Items from a dataset
====

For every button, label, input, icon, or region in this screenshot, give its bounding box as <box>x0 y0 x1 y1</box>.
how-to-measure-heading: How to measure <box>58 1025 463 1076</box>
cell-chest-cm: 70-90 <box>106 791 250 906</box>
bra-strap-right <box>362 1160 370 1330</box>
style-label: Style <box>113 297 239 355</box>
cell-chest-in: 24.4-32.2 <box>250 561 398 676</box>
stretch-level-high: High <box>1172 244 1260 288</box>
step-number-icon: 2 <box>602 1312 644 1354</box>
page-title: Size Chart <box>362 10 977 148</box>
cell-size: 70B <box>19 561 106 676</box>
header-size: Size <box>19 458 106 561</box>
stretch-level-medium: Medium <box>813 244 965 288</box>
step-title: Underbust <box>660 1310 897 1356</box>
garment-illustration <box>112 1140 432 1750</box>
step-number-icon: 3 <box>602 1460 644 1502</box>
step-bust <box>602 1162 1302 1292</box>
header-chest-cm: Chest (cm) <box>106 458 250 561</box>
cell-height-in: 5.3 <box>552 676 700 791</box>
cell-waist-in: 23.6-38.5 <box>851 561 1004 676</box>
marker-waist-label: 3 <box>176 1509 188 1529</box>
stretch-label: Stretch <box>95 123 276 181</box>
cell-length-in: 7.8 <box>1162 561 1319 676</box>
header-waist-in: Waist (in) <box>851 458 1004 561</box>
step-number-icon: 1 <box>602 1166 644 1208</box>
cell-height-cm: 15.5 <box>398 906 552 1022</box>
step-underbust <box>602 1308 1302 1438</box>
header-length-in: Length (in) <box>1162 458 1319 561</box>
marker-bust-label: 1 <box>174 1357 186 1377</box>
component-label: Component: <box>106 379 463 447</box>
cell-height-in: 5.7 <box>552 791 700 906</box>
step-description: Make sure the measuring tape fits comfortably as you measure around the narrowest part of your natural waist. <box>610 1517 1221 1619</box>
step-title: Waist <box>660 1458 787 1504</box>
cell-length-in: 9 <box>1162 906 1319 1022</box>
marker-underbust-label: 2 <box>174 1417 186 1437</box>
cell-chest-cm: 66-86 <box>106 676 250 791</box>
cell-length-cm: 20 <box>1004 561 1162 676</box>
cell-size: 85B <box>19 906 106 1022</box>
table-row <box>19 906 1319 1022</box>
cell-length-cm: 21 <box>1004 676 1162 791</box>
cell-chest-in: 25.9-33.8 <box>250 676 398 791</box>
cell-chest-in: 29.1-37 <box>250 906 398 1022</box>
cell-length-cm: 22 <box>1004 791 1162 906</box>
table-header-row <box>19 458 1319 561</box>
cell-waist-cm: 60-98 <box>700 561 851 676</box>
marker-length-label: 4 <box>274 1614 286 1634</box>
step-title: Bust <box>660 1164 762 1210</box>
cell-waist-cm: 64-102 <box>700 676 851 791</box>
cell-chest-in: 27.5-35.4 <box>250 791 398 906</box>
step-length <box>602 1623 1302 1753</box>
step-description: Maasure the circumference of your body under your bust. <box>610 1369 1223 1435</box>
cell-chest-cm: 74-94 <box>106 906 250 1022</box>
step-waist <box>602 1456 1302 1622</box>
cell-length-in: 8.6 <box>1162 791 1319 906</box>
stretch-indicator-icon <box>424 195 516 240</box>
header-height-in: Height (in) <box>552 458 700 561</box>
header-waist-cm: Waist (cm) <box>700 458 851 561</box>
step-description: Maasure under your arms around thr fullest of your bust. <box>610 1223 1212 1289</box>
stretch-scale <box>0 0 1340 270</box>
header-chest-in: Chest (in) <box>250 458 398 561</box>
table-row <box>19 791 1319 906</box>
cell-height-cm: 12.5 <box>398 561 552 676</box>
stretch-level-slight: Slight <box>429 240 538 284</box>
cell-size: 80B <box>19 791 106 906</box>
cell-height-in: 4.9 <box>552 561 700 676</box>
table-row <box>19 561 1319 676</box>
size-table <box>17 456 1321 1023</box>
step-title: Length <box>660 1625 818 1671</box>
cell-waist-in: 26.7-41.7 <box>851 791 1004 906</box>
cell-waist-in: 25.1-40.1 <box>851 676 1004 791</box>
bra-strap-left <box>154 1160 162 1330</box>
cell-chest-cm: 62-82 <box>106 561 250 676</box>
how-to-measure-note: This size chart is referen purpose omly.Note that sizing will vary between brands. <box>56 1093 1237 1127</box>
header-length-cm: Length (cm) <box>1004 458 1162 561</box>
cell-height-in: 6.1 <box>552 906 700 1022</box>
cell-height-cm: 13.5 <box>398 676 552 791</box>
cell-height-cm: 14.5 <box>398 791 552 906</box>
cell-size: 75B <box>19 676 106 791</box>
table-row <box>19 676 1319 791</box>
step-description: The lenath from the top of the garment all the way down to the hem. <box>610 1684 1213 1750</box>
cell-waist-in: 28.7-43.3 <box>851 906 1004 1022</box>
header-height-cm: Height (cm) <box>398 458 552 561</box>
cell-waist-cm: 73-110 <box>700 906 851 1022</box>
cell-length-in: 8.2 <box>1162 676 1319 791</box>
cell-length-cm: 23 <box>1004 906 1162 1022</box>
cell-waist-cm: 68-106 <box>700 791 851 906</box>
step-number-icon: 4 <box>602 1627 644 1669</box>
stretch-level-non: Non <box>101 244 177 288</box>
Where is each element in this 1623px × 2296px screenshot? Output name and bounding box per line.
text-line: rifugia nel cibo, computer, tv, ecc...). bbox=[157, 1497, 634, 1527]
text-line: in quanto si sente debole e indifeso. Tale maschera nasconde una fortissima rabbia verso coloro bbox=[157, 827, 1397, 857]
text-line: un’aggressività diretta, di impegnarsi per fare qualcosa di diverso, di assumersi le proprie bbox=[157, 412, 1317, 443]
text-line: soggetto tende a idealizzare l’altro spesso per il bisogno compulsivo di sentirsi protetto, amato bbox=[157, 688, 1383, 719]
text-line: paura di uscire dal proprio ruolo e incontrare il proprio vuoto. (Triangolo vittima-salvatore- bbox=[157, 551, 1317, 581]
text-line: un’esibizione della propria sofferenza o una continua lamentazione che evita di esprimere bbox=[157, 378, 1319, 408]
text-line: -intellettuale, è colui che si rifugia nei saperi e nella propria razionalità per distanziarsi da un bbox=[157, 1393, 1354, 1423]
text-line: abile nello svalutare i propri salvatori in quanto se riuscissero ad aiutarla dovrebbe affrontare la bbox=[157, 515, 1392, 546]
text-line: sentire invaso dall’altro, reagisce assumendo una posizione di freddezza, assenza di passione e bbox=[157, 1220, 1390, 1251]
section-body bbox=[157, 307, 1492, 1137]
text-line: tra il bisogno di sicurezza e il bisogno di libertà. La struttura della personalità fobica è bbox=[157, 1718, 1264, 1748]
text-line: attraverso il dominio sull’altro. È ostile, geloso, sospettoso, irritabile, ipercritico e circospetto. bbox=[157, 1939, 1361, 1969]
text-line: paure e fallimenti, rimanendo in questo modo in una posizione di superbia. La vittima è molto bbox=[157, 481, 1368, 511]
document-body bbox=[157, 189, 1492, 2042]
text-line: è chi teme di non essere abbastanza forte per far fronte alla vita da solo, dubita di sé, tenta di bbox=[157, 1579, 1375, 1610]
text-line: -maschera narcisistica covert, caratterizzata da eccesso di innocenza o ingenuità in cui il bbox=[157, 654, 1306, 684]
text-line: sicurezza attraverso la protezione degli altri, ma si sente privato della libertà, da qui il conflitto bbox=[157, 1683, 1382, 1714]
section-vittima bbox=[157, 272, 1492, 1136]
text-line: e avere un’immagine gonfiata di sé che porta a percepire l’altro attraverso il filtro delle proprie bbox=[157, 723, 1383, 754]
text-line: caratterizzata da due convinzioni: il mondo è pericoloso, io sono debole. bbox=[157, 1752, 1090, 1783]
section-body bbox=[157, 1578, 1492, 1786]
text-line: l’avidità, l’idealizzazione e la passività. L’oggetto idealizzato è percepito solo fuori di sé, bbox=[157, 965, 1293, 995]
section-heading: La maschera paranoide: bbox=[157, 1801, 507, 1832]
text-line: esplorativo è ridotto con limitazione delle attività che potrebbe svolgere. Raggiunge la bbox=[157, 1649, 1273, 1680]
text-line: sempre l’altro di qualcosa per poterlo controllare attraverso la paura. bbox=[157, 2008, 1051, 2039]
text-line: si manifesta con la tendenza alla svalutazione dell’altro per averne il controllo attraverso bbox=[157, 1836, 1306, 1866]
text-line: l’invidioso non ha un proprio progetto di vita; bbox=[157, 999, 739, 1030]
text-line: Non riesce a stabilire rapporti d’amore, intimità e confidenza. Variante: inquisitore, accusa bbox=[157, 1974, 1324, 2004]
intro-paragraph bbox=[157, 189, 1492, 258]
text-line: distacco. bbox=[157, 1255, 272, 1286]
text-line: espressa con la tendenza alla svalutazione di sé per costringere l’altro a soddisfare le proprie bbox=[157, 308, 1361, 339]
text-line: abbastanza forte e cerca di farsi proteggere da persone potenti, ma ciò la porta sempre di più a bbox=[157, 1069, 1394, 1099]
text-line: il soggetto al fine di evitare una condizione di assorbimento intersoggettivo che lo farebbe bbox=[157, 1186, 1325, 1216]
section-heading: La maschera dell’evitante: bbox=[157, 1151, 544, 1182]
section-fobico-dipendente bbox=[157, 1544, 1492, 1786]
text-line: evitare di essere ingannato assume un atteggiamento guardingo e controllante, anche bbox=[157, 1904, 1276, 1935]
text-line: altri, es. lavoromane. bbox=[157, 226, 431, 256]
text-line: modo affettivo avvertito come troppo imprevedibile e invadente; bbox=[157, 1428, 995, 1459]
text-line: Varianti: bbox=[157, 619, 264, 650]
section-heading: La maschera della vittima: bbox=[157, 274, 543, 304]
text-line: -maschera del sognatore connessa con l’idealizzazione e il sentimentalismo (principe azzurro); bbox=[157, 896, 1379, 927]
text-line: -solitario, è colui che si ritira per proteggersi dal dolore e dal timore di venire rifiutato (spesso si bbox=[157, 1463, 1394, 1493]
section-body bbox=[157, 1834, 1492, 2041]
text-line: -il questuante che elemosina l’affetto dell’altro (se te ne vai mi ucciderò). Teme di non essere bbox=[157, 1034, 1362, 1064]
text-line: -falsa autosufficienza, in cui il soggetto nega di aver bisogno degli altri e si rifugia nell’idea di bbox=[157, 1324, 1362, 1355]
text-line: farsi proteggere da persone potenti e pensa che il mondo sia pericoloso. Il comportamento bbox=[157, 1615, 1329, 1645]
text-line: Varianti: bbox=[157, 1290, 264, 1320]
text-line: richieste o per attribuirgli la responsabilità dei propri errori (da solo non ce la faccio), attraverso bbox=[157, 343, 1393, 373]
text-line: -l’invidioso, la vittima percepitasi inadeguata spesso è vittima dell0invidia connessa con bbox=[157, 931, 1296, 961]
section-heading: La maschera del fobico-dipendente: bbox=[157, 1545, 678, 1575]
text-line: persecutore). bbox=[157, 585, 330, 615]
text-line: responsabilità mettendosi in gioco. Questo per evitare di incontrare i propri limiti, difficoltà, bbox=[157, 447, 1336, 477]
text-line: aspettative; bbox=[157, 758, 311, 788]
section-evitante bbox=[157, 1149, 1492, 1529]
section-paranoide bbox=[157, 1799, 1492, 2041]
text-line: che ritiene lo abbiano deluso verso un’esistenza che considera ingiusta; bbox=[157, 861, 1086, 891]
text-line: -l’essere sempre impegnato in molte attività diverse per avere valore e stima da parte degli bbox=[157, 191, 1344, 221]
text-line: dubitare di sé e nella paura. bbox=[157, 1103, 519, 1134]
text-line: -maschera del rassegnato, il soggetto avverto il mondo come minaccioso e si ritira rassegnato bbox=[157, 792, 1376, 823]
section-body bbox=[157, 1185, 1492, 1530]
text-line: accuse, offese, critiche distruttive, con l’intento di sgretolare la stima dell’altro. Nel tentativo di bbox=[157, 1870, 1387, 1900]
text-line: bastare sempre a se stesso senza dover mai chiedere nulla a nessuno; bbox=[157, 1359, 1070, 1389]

====

# What you should do
Edit the records starting at the beginning and ending at the line containing "cell-height-in: 5.3 <box>552", both included, by replacing "step-title" with "step-heading". Leave everything else in those lines unchanged.

# Full output
For every button, label, input, icon, or region in this screenshot, give its bounding box as <box>x0 y0 x1 y1</box>.
how-to-measure-heading: How to measure <box>58 1025 463 1076</box>
cell-chest-cm: 70-90 <box>106 791 250 906</box>
bra-strap-right <box>362 1160 370 1330</box>
style-label: Style <box>113 297 239 355</box>
cell-chest-in: 24.4-32.2 <box>250 561 398 676</box>
stretch-level-high: High <box>1172 244 1260 288</box>
step-number-icon: 2 <box>602 1312 644 1354</box>
page-title: Size Chart <box>362 10 977 148</box>
cell-size: 70B <box>19 561 106 676</box>
header-size: Size <box>19 458 106 561</box>
stretch-level-medium: Medium <box>813 244 965 288</box>
step-heading: Underbust <box>660 1310 897 1356</box>
garment-illustration <box>112 1140 432 1750</box>
step-number-icon: 3 <box>602 1460 644 1502</box>
step-bust <box>602 1162 1302 1292</box>
header-chest-cm: Chest (cm) <box>106 458 250 561</box>
cell-height-in: 5.3 <box>552 676 700 791</box>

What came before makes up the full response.